WRITTEN REQUEST: Return the material below in full and exactly.

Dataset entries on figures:
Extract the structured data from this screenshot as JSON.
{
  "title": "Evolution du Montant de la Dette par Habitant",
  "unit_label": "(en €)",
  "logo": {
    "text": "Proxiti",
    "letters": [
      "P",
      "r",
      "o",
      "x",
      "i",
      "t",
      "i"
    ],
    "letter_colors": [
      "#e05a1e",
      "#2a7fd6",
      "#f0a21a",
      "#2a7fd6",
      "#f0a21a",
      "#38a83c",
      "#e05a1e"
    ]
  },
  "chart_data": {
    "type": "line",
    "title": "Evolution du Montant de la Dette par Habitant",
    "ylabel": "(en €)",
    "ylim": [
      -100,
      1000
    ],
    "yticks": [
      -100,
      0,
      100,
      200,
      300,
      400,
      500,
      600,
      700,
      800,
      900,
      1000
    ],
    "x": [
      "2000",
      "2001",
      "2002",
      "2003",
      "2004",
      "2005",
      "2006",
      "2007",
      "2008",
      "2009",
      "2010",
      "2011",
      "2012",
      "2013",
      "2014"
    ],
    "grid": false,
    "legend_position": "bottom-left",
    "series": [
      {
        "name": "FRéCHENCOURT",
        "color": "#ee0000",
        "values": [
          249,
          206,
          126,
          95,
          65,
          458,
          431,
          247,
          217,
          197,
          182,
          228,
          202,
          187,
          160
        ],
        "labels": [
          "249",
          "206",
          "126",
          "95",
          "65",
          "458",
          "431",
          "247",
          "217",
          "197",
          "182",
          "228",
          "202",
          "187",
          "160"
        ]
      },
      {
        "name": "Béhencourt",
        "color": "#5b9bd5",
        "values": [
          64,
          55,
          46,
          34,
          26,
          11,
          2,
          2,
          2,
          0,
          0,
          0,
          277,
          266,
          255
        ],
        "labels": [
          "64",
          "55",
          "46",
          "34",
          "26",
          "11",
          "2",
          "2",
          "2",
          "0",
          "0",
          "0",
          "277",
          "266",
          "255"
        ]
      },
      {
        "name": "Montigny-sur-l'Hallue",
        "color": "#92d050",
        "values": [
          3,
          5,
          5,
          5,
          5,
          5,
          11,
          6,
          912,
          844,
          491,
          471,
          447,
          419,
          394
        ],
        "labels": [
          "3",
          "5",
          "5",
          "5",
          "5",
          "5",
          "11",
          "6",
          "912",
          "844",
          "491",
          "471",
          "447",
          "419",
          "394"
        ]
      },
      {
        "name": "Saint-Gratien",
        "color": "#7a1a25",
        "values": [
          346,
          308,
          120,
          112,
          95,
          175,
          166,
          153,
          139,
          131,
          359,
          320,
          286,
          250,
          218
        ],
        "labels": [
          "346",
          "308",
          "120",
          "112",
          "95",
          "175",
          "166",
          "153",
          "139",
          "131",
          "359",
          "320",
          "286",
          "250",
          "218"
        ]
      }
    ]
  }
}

TASK OUTPUT:
Extract the structured data from this screenshot as JSON.
{
  "title": "Evolution du Montant de la Dette par Habitant",
  "unit_label": "(en €)",
  "logo": {
    "text": "Proxiti",
    "letters": [
      "P",
      "r",
      "o",
      "x",
      "i",
      "t",
      "i"
    ],
    "letter_colors": [
      "#e05a1e",
      "#2a7fd6",
      "#f0a21a",
      "#2a7fd6",
      "#f0a21a",
      "#38a83c",
      "#e05a1e"
    ]
  },
  "chart_data": {
    "type": "line",
    "title": "Evolution du Montant de la Dette par Habitant",
    "ylabel": "(en €)",
    "ylim": [
      -100,
      1000
    ],
    "yticks": [
      -100,
      0,
      100,
      200,
      300,
      400,
      500,
      600,
      700,
      800,
      900,
      1000
    ],
    "x": [
      "2000",
      "2001",
      "2002",
      "2003",
      "2004",
      "2005",
      "2006",
      "2007",
      "2008",
      "2009",
      "2010",
      "2011",
      "2012",
      "2013",
      "2014"
    ],
    "grid": false,
    "legend_position": "bottom-left",
    "series": [
      {
        "name": "FRéCHENCOURT",
        "color": "#ee0000",
        "values": [
          249,
          206,
          126,
          95,
          65,
          458,
          431,
          247,
          217,
          197,
          182,
          228,
          202,
          187,
          160
        ],
        "labels": [
          "249",
          "206",
          "126",
          "95",
          "65",
          "458",
          "431",
          "247",
          "217",
          "197",
          "182",
          "228",
          "202",
          "187",
          "160"
        ]
      },
      {
        "name": "Béhencourt",
        "color": "#5b9bd5",
        "values": [
          64,
          55,
          46,
          34,
          26,
          11,
          2,
          2,
          2,
          0,
          0,
          0,
          277,
          266,
          255
        ],
        "labels": [
          "64",
          "55",
          "46",
          "34",
          "26",
          "11",
          "2",
          "2",
          "2",
          "0",
          "0",
          "0",
          "277",
          "266",
          "255"
        ]
      },
      {
        "name": "Montigny-sur-l'Hallue",
        "color": "#92d050",
        "values": [
          3,
          5,
          5,
          5,
          5,
          5,
          11,
          6,
          912,
          844,
          491,
          471,
          447,
          419,
          394
        ],
        "labels": [
          "3",
          "5",
          "5",
          "5",
          "5",
          "5",
          "11",
          "6",
          "912",
          "844",
          "491",
          "471",
          "447",
          "419",
          "394"
        ]
      },
      {
        "name": "Saint-Gratien",
        "color": "#7a1a25",
        "values": [
          346,
          308,
          120,
          112,
          95,
          175,
          166,
          153,
          139,
          131,
          359,
          320,
          286,
          250,
          218
        ],
        "labels": [
          "346",
          "308",
          "120",
          "112",
          "95",
          "175",
          "166",
          "153",
          "139",
          "131",
          "359",
          "320",
          "286",
          "250",
          "218"
        ]
      }
    ]
  }
}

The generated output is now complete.